— BEGIN Material provided —
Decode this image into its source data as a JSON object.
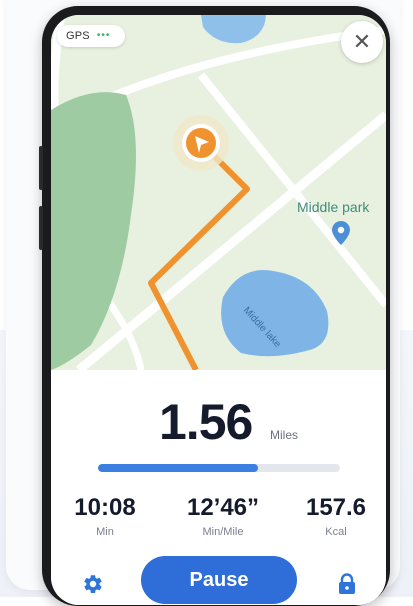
{
  "map": {
    "gps_label": "GPS",
    "gps_dots": "•••",
    "poi_label": "Middle park",
    "lake_label": "Middle lake",
    "close_symbol": "✕"
  },
  "icons": {
    "close": "close-icon",
    "location": "location-arrow-icon",
    "poi": "map-pin-icon",
    "settings": "gear-icon",
    "lock": "lock-icon"
  },
  "workout": {
    "distance_value": "1.56",
    "distance_unit": "Miles",
    "route_progress": 0.66,
    "stats": [
      {
        "value": "10:08",
        "label": "Min"
      },
      {
        "value": "12’46”",
        "label": "Min/Mile"
      },
      {
        "value": "157.6",
        "label": "Kcal"
      }
    ],
    "pause_label": "Pause"
  },
  "colors": {
    "accent": "#2f6ed8",
    "route": "#f0922e",
    "gps_indicator": "#37b36b",
    "park": "#9fcba2",
    "lake": "#7fb5e6"
  }
}
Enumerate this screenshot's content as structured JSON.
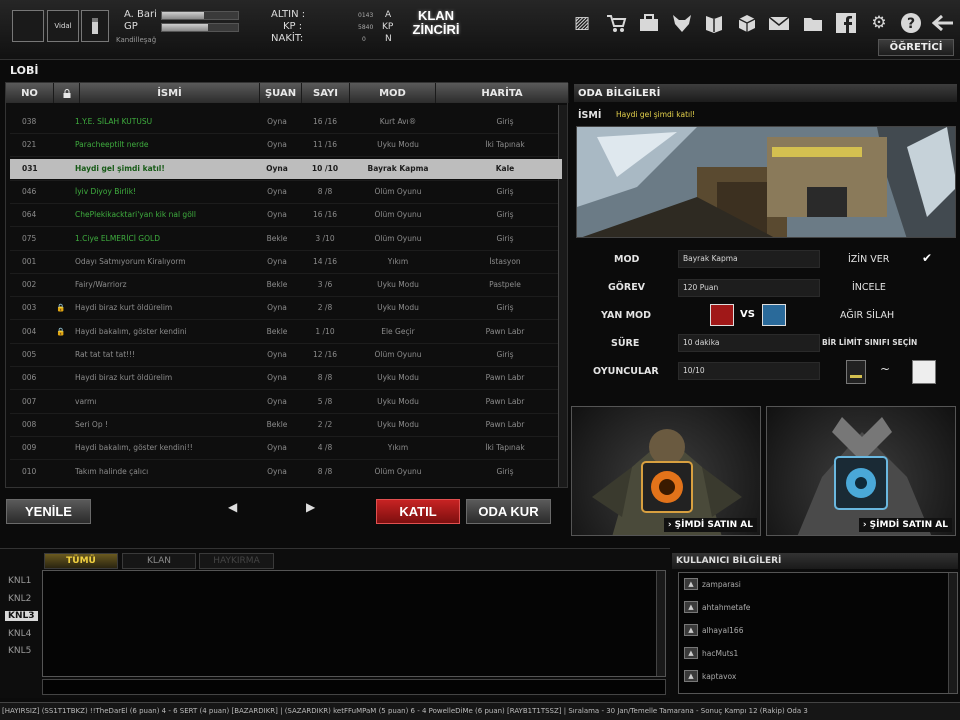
— END Material provided —
What you are asked to do: Omit every image. Quote each record exactly.

Result for this task:
Decode this image into its source data as a JSON object.
{
  "map": {
    "gps_label": "GPS",
    "gps_dots": "•••",
    "poi_label": "Middle park",
    "lake_label": "Middle lake",
    "close_symbol": "✕"
  },
  "icons": {
    "close": "close-icon",
    "location": "location-arrow-icon",
    "poi": "map-pin-icon",
    "settings": "gear-icon",
    "lock": "lock-icon"
  },
  "workout": {
    "distance_value": "1.56",
    "distance_unit": "Miles",
    "route_progress": 0.66,
    "stats": [
      {
        "value": "10:08",
        "label": "Min"
      },
      {
        "value": "12’46”",
        "label": "Min/Mile"
      },
      {
        "value": "157.6",
        "label": "Kcal"
      }
    ],
    "pause_label": "Pause"
  },
  "colors": {
    "accent": "#2f6ed8",
    "route": "#f0922e",
    "gps_indicator": "#37b36b",
    "park": "#9fcba2",
    "lake": "#7fb5e6"
  }
}
Enumerate this screenshot's content as structured JSON.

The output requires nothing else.